- **Given exercise**
Check the listing below for lines with the word "data" and say how many there are, with nothing but the number.
------------------------
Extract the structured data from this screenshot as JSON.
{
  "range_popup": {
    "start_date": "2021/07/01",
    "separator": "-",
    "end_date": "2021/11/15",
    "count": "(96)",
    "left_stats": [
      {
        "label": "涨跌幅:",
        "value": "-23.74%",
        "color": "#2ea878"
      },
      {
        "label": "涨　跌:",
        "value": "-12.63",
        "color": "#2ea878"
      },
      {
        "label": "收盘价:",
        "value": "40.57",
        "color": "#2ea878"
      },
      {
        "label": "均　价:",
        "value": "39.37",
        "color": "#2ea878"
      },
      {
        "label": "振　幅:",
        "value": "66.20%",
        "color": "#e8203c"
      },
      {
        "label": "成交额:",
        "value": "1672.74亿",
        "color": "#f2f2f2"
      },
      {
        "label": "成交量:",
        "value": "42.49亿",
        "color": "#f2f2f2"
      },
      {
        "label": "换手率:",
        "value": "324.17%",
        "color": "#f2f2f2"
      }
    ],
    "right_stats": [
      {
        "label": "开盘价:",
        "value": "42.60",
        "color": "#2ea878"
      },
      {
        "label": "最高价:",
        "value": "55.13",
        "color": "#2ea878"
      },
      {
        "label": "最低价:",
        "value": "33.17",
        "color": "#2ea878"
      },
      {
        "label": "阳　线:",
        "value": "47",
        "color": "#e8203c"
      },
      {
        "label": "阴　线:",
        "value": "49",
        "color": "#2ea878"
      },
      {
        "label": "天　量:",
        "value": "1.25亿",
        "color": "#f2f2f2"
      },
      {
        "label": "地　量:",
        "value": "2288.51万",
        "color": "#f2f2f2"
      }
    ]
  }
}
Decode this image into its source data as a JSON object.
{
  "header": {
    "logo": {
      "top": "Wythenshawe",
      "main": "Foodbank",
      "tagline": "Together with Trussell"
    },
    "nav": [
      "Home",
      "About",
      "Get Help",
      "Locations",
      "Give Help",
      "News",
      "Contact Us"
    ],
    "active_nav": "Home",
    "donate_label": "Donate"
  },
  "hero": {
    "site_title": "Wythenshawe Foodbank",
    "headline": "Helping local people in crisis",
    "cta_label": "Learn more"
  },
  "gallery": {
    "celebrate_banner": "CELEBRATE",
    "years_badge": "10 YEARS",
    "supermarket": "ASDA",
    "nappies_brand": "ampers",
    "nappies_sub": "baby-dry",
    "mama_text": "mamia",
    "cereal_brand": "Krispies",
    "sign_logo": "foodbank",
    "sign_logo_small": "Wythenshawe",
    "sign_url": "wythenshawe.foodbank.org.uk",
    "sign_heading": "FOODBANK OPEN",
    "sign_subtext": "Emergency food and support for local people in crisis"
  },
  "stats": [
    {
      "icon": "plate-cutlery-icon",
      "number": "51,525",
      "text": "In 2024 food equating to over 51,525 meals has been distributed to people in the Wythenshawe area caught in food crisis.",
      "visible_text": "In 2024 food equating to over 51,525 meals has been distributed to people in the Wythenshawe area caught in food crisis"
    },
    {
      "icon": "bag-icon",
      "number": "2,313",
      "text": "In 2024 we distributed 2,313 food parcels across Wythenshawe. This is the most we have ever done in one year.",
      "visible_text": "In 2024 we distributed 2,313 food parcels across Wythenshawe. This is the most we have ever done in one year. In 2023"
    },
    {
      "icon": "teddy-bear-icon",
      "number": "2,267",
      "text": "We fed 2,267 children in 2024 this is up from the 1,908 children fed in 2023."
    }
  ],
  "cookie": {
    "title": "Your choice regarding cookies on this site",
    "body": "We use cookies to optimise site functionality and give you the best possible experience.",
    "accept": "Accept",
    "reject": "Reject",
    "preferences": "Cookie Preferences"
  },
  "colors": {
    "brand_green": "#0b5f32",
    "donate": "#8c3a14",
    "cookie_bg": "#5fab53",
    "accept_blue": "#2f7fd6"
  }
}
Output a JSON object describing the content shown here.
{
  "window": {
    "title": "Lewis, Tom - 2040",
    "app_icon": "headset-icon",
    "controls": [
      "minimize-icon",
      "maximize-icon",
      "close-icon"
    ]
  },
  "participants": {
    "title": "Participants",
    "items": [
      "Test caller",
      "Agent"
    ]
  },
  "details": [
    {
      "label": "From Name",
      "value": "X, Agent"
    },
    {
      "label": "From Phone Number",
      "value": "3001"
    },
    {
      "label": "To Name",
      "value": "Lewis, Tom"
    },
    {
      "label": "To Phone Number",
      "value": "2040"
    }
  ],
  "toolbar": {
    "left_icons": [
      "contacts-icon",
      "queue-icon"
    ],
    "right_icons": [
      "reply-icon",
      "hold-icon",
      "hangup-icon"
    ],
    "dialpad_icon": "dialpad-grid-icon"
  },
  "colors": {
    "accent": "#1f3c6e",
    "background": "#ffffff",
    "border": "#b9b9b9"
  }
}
------------------------
- **Result**
2